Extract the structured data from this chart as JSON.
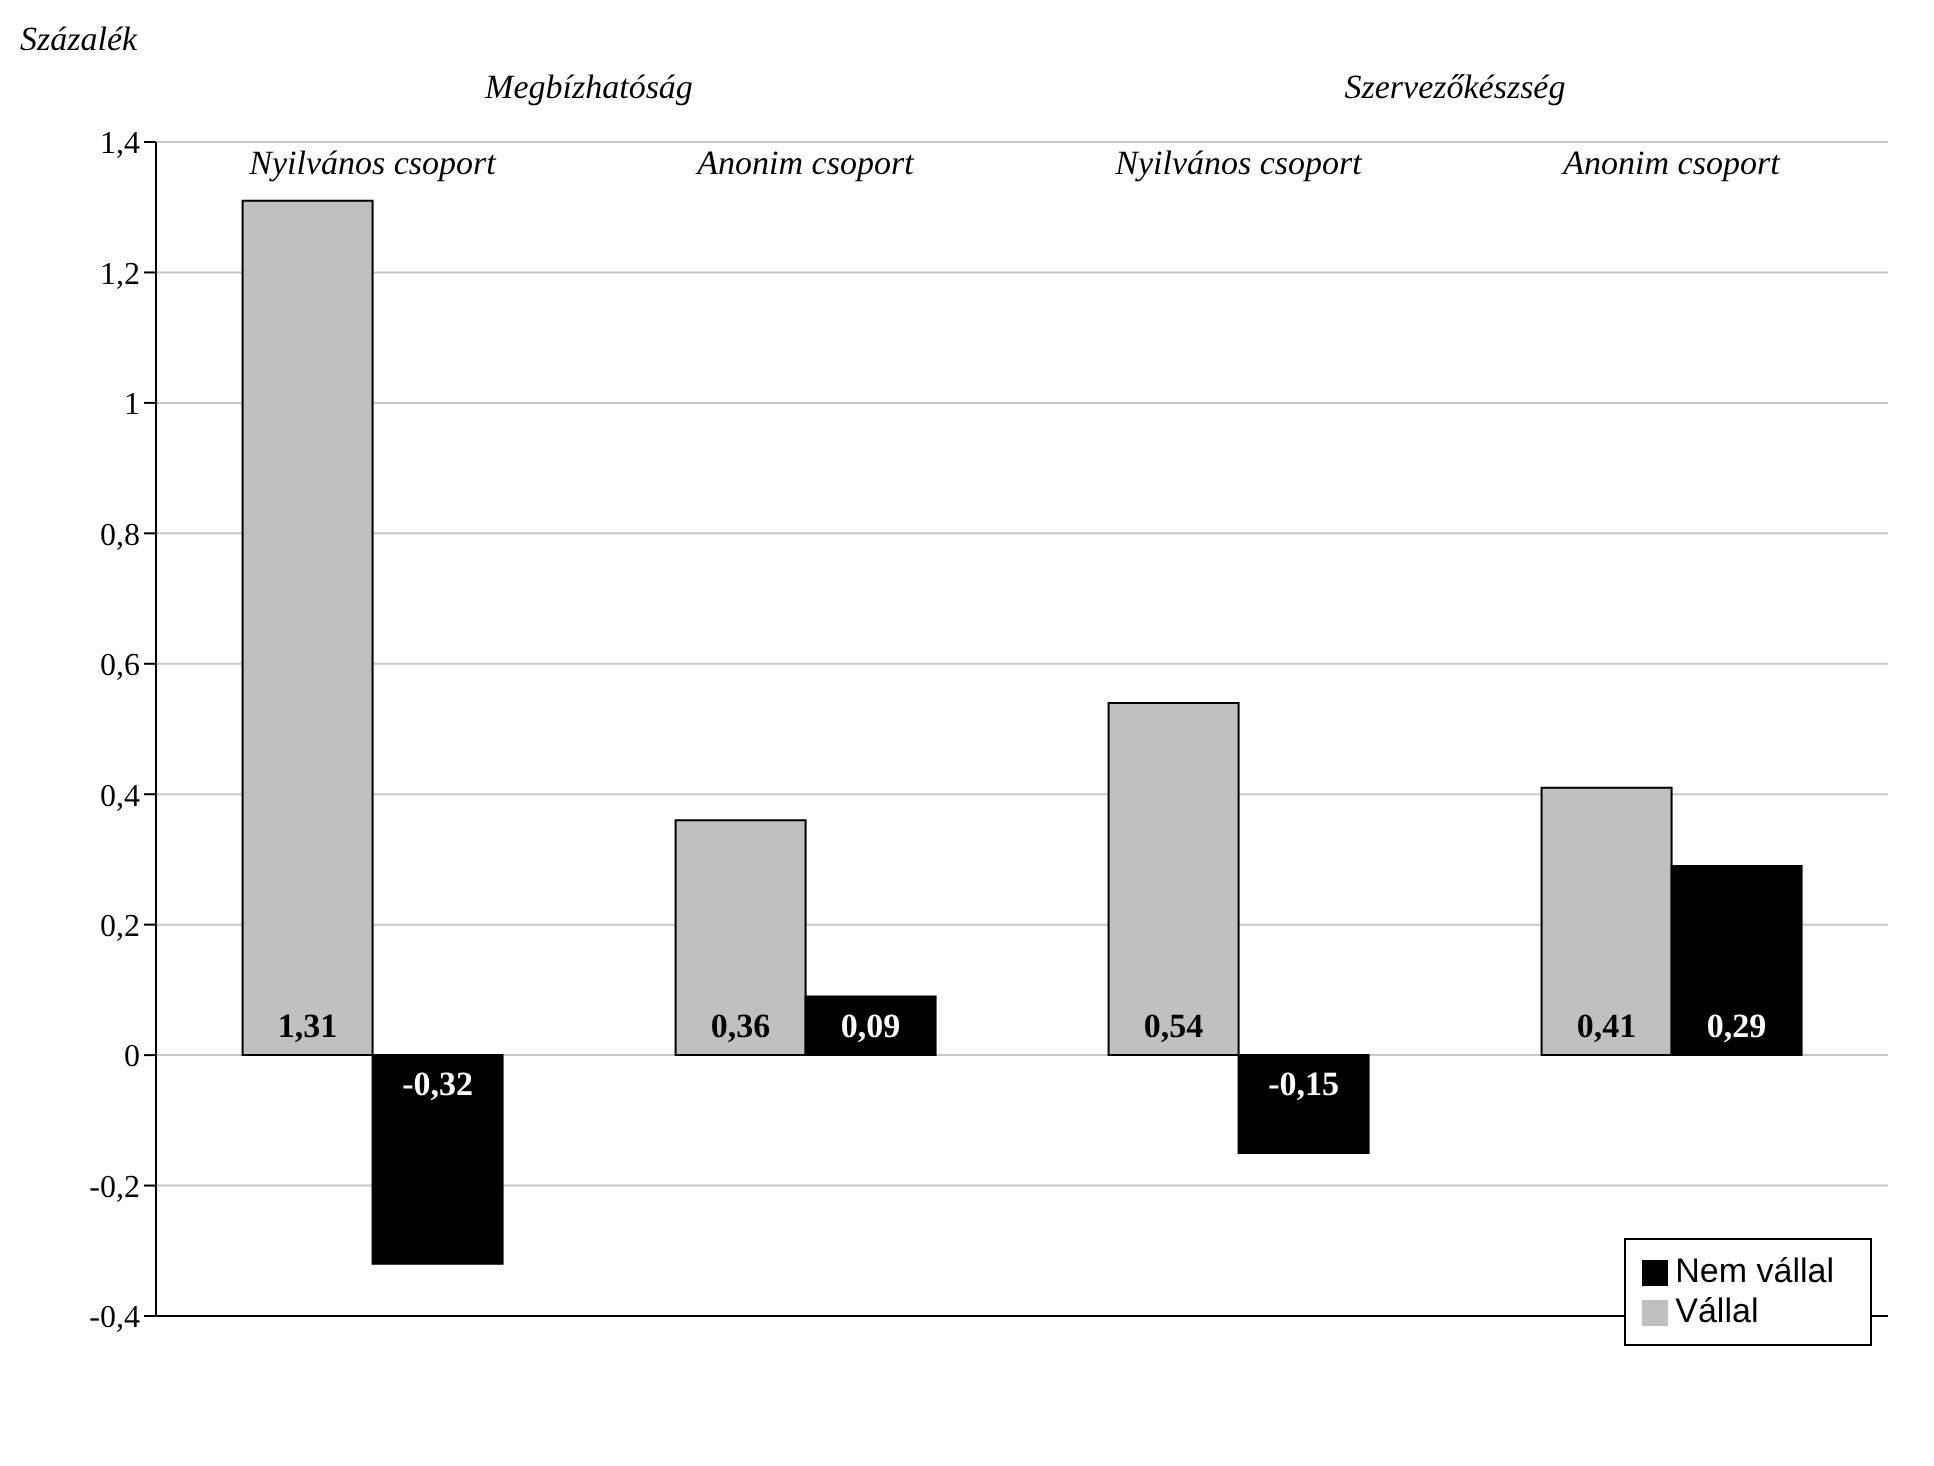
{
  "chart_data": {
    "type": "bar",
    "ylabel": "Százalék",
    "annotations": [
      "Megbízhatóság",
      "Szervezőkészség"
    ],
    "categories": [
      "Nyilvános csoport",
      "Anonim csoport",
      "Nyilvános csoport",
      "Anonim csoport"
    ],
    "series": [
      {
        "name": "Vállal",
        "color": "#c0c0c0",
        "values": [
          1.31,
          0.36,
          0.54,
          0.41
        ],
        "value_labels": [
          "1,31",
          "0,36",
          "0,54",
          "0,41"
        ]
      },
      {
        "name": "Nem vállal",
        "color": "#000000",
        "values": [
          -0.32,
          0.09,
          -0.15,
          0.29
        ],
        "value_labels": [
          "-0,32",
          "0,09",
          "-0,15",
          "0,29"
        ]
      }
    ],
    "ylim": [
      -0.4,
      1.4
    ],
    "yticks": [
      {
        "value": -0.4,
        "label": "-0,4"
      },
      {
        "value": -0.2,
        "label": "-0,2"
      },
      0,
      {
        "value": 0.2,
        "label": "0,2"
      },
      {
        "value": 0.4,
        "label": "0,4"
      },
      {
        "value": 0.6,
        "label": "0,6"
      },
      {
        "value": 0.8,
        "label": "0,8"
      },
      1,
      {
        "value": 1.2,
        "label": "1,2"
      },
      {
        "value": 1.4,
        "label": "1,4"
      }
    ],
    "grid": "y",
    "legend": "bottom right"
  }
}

********

**Your goal**
Could you repeat all of the material exactly? Pictures should not be copied.

**Output below**
Extract the structured data from this chart as JSON.
{
  "chart_data": {
    "type": "bar",
    "ylabel": "Százalék",
    "annotations": [
      "Megbízhatóság",
      "Szervezőkészség"
    ],
    "categories": [
      "Nyilvános csoport",
      "Anonim csoport",
      "Nyilvános csoport",
      "Anonim csoport"
    ],
    "series": [
      {
        "name": "Vállal",
        "color": "#c0c0c0",
        "values": [
          1.31,
          0.36,
          0.54,
          0.41
        ],
        "value_labels": [
          "1,31",
          "0,36",
          "0,54",
          "0,41"
        ]
      },
      {
        "name": "Nem vállal",
        "color": "#000000",
        "values": [
          -0.32,
          0.09,
          -0.15,
          0.29
        ],
        "value_labels": [
          "-0,32",
          "0,09",
          "-0,15",
          "0,29"
        ]
      }
    ],
    "ylim": [
      -0.4,
      1.4
    ],
    "yticks": [
      {
        "value": -0.4,
        "label": "-0,4"
      },
      {
        "value": -0.2,
        "label": "-0,2"
      },
      0,
      {
        "value": 0.2,
        "label": "0,2"
      },
      {
        "value": 0.4,
        "label": "0,4"
      },
      {
        "value": 0.6,
        "label": "0,6"
      },
      {
        "value": 0.8,
        "label": "0,8"
      },
      1,
      {
        "value": 1.2,
        "label": "1,2"
      },
      {
        "value": 1.4,
        "label": "1,4"
      }
    ],
    "grid": "y",
    "legend": "bottom right"
  }
}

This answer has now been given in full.